§ **Problem statement**: Your task is to copy every line of the records below that contains "downloads".
◆ ◆ ◆ ◆ ◆ ◆ ◆
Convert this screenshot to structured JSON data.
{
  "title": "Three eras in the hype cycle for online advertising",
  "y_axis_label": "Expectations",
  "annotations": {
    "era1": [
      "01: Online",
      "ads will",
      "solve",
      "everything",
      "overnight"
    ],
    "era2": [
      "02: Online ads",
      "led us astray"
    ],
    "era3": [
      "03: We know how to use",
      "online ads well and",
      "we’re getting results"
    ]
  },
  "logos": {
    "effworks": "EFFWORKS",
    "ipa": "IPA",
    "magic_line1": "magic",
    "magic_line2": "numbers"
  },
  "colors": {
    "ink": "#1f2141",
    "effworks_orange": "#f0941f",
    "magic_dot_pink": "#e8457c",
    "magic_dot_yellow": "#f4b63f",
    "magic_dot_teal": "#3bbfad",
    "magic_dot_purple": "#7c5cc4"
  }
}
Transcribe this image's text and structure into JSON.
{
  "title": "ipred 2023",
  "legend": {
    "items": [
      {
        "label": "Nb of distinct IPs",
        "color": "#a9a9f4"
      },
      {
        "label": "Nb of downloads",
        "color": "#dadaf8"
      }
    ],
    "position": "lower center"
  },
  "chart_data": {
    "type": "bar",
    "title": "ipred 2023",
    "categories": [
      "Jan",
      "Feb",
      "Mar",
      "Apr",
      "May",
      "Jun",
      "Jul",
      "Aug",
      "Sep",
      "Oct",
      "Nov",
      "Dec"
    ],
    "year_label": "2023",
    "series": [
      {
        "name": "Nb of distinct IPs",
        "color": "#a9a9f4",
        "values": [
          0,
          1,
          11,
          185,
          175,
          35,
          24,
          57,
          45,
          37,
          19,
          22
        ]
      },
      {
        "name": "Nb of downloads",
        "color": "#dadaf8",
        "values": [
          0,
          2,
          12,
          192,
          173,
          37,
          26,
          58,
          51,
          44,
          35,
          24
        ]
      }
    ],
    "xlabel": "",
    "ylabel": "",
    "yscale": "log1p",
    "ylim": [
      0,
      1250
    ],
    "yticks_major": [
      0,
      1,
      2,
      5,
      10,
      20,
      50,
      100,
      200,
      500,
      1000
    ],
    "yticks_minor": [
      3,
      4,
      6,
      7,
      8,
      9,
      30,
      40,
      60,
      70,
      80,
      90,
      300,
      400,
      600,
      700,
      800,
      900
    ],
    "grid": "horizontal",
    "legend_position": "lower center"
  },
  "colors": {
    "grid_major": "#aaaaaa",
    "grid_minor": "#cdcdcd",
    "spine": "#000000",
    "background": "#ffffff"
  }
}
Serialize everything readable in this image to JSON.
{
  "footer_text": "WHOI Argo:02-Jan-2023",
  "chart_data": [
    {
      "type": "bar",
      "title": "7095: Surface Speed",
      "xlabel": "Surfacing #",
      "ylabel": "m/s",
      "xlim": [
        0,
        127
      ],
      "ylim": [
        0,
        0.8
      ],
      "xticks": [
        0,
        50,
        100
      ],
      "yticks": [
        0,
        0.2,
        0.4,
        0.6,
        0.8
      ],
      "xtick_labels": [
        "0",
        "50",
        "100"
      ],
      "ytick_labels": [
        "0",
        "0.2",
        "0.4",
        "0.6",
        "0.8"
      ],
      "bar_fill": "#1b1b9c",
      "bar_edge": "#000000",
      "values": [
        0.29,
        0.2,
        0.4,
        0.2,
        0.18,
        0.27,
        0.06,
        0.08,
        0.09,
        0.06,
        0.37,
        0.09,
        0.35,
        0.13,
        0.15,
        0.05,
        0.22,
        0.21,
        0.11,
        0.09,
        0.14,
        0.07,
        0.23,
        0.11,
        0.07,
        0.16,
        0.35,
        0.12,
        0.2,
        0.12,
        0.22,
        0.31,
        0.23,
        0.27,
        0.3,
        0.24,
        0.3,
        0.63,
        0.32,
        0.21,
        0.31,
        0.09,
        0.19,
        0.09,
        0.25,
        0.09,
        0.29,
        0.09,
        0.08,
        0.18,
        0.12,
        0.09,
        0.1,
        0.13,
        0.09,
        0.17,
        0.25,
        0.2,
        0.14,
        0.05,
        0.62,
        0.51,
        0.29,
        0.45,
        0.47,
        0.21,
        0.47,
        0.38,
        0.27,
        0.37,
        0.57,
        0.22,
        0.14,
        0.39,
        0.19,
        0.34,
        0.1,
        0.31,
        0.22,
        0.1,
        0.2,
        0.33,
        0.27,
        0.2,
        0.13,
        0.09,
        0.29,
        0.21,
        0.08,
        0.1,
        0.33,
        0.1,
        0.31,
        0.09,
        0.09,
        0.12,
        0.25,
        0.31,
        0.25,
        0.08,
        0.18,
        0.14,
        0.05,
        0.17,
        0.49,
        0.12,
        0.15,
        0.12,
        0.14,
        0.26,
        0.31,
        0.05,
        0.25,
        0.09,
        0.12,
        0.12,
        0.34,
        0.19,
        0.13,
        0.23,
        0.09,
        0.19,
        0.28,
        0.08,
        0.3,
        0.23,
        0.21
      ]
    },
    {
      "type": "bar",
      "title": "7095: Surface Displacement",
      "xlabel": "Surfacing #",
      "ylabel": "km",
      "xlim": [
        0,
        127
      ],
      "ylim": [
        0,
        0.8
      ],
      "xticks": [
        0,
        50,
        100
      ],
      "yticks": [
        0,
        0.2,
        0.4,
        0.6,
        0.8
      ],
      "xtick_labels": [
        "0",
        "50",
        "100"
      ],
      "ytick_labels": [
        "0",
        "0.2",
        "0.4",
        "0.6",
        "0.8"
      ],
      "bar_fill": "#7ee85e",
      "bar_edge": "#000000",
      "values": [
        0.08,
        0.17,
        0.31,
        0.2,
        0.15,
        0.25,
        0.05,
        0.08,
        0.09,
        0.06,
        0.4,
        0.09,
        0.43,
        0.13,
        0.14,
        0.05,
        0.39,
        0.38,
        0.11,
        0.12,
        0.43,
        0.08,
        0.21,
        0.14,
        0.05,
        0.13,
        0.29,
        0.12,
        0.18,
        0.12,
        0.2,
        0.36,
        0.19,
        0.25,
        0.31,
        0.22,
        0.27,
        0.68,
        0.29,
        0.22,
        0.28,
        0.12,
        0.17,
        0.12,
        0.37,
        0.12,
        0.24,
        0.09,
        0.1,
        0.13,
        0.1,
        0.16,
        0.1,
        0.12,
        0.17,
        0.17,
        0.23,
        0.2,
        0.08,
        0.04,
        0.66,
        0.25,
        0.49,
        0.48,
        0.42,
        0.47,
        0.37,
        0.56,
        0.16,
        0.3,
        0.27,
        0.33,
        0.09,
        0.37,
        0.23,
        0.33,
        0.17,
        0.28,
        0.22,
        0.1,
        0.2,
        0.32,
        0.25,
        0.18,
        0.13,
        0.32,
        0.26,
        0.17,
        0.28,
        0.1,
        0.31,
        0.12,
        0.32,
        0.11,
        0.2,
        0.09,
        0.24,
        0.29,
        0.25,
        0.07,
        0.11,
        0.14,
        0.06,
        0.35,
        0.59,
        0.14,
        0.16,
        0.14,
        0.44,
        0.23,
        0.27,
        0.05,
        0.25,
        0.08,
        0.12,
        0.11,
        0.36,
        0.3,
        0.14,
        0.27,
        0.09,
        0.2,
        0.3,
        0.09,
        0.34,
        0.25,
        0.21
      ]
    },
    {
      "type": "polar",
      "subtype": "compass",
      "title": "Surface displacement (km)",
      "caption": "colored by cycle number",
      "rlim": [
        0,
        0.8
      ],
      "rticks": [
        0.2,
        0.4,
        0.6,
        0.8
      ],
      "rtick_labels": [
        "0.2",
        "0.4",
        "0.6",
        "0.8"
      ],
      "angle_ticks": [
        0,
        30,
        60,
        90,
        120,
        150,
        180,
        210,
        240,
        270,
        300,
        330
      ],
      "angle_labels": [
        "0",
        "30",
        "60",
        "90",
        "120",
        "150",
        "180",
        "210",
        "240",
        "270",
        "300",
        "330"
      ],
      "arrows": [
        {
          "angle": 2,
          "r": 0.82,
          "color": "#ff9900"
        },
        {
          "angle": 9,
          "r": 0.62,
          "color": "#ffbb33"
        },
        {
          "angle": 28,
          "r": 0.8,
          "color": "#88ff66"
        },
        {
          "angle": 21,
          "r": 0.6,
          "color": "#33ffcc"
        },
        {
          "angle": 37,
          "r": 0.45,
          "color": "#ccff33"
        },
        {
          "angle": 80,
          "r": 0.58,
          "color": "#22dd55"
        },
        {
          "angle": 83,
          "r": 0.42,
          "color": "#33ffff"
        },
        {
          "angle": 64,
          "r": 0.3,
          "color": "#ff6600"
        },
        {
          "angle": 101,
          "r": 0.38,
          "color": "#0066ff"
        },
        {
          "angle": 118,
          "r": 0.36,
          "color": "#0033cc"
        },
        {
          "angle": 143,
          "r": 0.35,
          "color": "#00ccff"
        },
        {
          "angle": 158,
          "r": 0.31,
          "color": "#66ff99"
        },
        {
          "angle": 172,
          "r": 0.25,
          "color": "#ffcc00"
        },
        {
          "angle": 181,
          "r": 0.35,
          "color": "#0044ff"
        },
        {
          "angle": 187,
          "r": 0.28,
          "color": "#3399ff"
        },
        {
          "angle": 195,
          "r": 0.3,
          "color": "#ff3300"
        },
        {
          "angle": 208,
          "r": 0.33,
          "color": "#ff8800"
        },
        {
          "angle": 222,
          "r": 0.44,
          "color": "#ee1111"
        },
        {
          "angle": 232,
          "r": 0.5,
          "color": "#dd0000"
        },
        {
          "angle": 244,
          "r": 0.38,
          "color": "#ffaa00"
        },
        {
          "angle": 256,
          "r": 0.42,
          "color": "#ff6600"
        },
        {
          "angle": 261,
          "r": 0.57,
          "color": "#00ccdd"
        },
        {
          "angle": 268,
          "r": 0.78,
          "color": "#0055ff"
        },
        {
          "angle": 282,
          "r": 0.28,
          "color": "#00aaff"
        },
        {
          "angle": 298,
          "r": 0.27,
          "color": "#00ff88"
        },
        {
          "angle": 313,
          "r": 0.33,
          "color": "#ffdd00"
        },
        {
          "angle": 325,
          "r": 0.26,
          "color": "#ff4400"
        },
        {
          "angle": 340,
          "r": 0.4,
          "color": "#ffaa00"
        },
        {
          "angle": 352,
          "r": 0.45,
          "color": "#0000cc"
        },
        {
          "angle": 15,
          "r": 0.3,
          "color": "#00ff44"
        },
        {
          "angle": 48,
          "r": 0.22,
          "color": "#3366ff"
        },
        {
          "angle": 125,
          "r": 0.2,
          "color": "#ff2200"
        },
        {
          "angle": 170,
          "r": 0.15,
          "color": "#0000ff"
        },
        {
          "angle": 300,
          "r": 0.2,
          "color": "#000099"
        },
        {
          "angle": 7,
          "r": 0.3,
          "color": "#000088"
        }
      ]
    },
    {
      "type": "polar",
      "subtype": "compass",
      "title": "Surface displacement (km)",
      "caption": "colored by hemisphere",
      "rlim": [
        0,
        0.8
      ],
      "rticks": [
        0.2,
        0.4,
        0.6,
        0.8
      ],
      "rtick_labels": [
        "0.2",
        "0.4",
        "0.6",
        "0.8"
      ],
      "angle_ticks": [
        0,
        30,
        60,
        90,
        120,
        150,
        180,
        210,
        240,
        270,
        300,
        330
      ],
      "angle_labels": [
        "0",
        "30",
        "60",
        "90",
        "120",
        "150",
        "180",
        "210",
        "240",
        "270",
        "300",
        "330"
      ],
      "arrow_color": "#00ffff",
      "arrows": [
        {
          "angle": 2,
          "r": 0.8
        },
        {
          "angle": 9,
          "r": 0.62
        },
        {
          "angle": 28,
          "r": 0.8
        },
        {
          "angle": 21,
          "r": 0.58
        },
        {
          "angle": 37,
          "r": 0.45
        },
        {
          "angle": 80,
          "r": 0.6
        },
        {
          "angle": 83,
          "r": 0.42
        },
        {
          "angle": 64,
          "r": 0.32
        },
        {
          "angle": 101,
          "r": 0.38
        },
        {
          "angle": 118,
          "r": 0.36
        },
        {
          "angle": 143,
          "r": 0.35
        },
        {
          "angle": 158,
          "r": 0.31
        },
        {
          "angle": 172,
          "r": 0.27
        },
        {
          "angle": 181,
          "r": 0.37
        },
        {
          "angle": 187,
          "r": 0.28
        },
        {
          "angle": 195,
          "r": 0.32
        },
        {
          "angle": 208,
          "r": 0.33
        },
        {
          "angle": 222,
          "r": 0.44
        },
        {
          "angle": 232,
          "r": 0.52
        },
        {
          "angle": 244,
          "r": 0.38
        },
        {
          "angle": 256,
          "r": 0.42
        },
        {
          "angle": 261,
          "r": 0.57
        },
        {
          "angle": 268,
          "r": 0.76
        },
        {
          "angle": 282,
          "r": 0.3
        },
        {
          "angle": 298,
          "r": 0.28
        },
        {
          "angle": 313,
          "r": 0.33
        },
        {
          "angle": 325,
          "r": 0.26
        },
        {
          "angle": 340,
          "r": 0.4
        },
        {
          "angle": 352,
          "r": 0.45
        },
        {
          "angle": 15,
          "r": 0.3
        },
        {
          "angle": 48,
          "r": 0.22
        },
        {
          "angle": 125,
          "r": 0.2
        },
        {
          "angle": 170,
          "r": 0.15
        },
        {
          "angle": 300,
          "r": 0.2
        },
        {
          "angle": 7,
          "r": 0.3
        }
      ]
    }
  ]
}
◆ ◆ ◆ ◆ ◆ ◆ ◆
§ **Task result**:
        "label": "Nb of downloads",
        "name": "Nb of downloads",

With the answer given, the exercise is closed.